▶ _Your instructions_:
Return each line of the data below exactly, omitting any pictures.

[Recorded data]
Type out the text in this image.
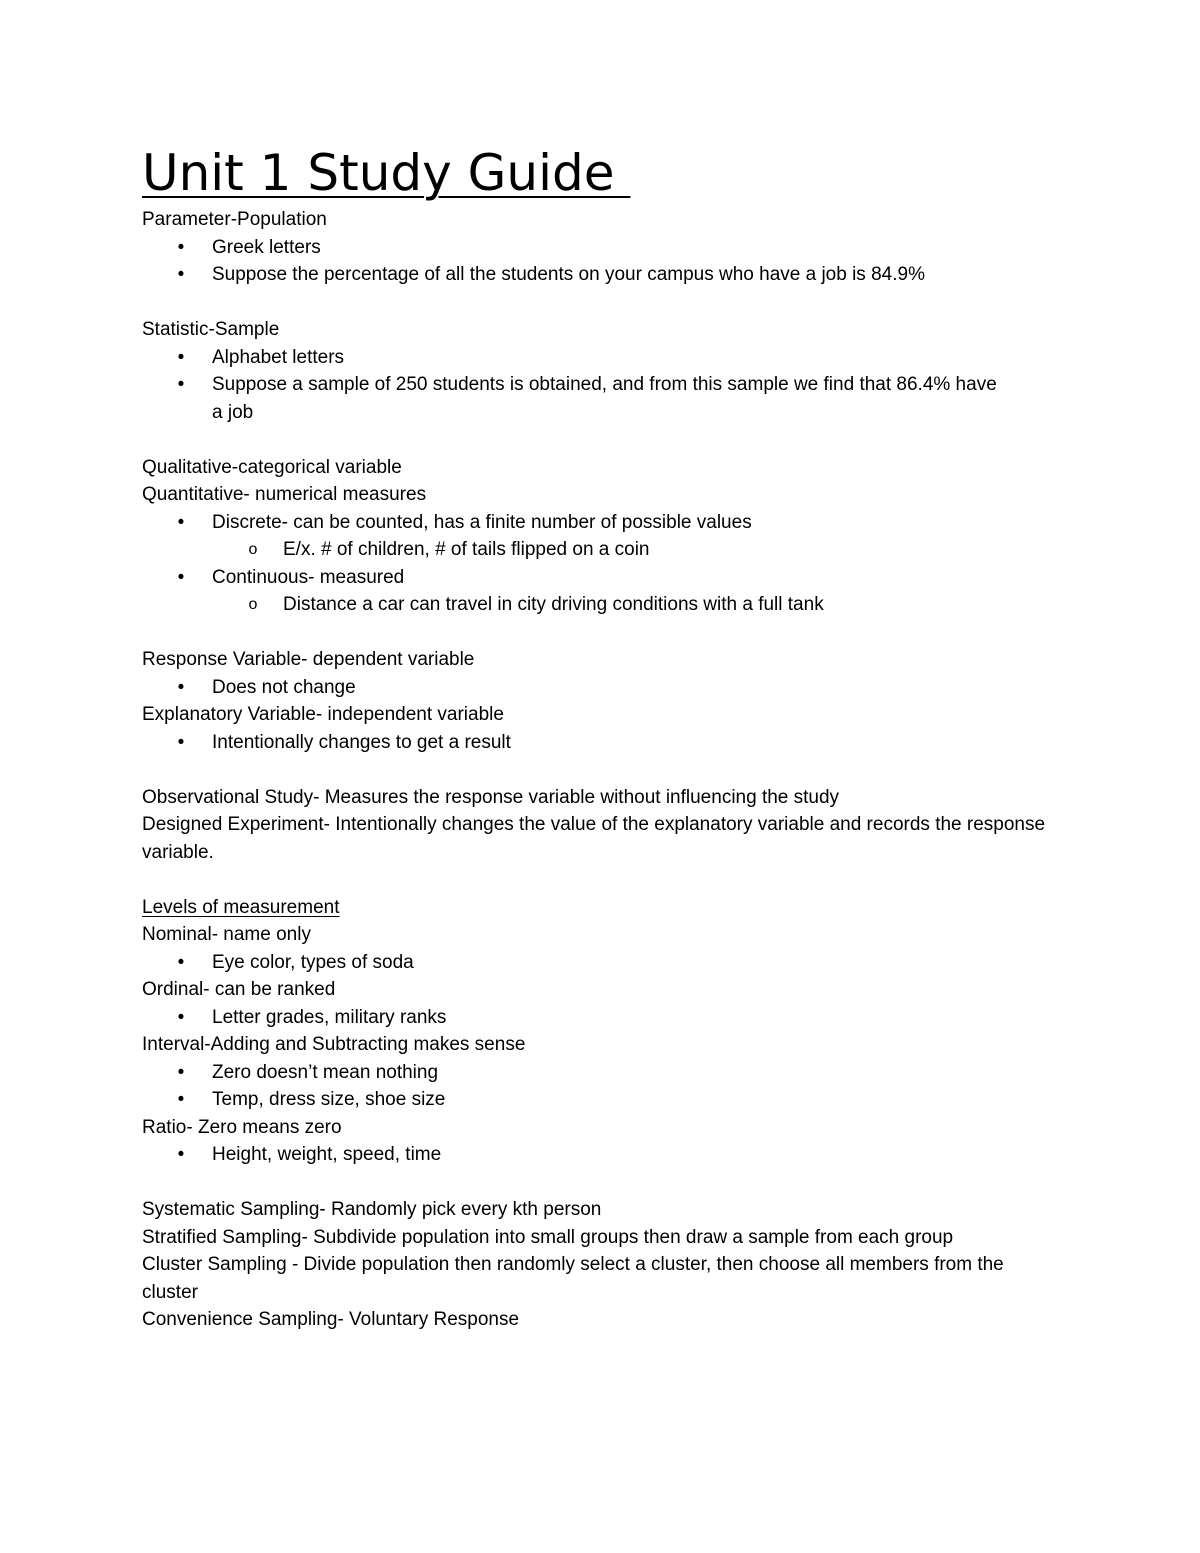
Unit 1 Study Guide

Parameter-Population

• Greek letters

• Suppose the percentage of all the students on your campus who have a job is 84.9%

Statistic-Sample

• Alphabet letters

• Suppose a sample of 250 students is obtained, and from this sample we find that 86.4% have a job

Qualitative-categorical variable

Quantitative- numerical measures

• Discrete- can be counted, has a finite number of possible values

o E/x. # of children, # of tails flipped on a coin

• Continuous- measured

o Distance a car can travel in city driving conditions with a full tank

Response Variable- dependent variable

• Does not change

Explanatory Variable- independent variable

• Intentionally changes to get a result

Observational Study- Measures the response variable without influencing the study

Designed Experiment- Intentionally changes the value of the explanatory variable and records the response variable.

Levels of measurement

Nominal- name only

• Eye color, types of soda

Ordinal- can be ranked

• Letter grades, military ranks

Interval-Adding and Subtracting makes sense

• Zero doesn’t mean nothing

• Temp, dress size, shoe size

Ratio- Zero means zero

• Height, weight, speed, time

Systematic Sampling- Randomly pick every kth person

Stratified Sampling- Subdivide population into small groups then draw a sample from each group

Cluster Sampling - Divide population then randomly select a cluster, then choose all members from the cluster

Convenience Sampling- Voluntary Response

▶ _Complete response_:
Type out the text in this image.
Unit 1 Study Guide

Parameter-Population

• Greek letters

• Suppose the percentage of all the students on your campus who have a job is 84.9%

Statistic-Sample

• Alphabet letters

• Suppose a sample of 250 students is obtained, and from this sample we find that 86.4% have a job

Qualitative-categorical variable

Quantitative- numerical measures

• Discrete- can be counted, has a finite number of possible values

o E/x. # of children, # of tails flipped on a coin

• Continuous- measured

o Distance a car can travel in city driving conditions with a full tank

Response Variable- dependent variable

• Does not change

Explanatory Variable- independent variable

• Intentionally changes to get a result

Observational Study- Measures the response variable without influencing the study

Designed Experiment- Intentionally changes the value of the explanatory variable and records the response variable.

Levels of measurement

Nominal- name only

• Eye color, types of soda

Ordinal- can be ranked

• Letter grades, military ranks

Interval-Adding and Subtracting makes sense

• Zero doesn’t mean nothing

• Temp, dress size, shoe size

Ratio- Zero means zero

• Height, weight, speed, time

Systematic Sampling- Randomly pick every kth person

Stratified Sampling- Subdivide population into small groups then draw a sample from each group

Cluster Sampling - Divide population then randomly select a cluster, then choose all members from the cluster

Convenience Sampling- Voluntary Response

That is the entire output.